- [Records to process]
(begin)

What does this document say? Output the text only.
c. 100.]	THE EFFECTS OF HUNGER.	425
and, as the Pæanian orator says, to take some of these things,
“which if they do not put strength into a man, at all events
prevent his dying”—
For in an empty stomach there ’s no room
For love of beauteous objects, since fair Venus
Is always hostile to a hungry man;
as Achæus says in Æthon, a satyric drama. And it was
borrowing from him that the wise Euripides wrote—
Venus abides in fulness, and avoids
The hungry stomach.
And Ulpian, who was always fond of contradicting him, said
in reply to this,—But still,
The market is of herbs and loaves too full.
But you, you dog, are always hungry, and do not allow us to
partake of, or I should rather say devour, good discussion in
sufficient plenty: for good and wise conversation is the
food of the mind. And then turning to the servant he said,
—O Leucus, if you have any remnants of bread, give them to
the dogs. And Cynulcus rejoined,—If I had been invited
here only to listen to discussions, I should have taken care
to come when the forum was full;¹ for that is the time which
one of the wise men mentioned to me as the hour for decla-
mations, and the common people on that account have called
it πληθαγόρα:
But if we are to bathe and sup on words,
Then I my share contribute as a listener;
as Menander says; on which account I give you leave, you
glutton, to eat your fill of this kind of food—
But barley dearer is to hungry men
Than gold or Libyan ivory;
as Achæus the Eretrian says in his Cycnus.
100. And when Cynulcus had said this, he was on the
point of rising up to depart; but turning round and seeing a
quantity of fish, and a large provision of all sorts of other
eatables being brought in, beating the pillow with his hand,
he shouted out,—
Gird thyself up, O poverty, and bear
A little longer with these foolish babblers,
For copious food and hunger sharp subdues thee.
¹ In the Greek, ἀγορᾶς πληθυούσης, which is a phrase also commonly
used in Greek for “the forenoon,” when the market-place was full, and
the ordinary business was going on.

(end)

- [Work instructions] Select all lines in the listing above where the word "Venus" appears, and show them.

- [Response]
For love of beauteous objects, since fair Venus
Venus abides in fulness, and avoids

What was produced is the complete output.